Track down every line below that holds "судоходства" and copy it.

◇ ◇ ◇ ◇ ◇

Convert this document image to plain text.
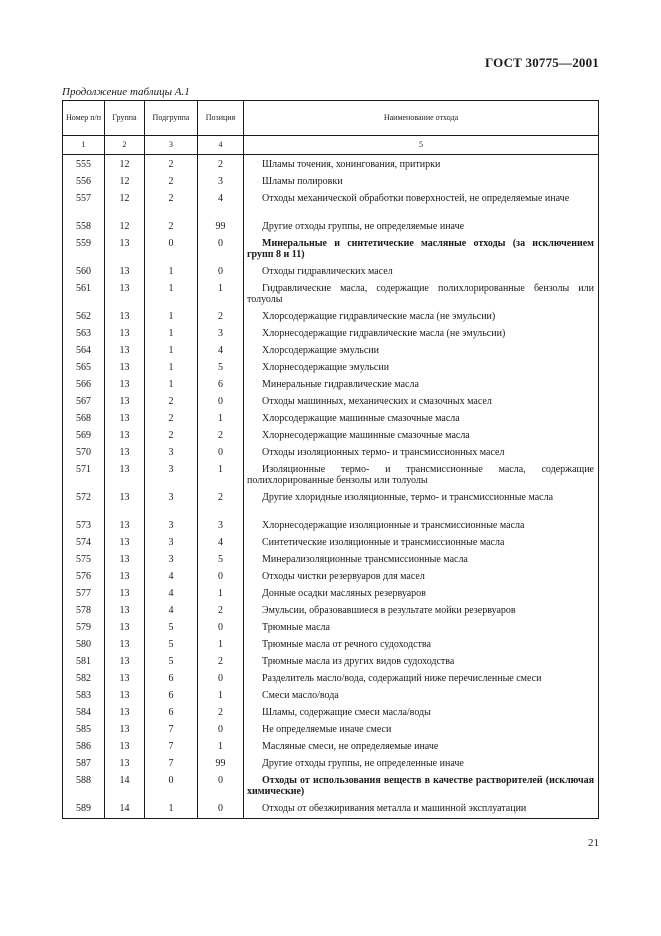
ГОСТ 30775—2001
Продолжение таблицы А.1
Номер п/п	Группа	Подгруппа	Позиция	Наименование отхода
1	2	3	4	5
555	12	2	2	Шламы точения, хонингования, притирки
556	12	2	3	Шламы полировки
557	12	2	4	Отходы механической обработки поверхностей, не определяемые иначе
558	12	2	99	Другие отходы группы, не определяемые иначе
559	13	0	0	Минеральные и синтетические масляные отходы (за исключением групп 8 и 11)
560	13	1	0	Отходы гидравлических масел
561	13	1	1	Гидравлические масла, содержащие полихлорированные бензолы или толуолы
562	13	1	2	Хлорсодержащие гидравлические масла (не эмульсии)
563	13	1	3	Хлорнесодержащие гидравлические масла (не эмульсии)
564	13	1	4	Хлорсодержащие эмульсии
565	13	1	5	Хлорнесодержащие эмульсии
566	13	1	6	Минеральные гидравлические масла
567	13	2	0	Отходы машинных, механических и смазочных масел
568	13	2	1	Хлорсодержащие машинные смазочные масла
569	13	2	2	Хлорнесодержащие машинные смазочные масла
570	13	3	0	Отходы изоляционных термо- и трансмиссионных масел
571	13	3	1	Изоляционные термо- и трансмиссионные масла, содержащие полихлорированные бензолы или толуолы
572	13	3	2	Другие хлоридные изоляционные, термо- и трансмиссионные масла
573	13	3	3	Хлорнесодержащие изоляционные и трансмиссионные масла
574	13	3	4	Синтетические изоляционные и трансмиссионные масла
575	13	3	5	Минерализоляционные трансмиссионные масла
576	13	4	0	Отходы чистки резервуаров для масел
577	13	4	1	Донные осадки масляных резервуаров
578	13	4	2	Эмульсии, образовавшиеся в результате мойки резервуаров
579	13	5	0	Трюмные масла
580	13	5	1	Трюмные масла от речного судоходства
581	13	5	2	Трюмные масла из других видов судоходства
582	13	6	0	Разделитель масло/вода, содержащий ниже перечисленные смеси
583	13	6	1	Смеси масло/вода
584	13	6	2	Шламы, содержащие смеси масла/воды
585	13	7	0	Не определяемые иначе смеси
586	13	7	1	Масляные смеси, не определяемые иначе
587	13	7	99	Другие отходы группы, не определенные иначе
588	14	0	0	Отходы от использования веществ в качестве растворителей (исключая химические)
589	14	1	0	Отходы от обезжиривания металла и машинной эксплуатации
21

◇ ◇ ◇ ◇ ◇

▸ RIGHT ANSWER
580	13	5	1	Трюмные масла от речного судоходства
581	13	5	2	Трюмные масла из других видов судоходства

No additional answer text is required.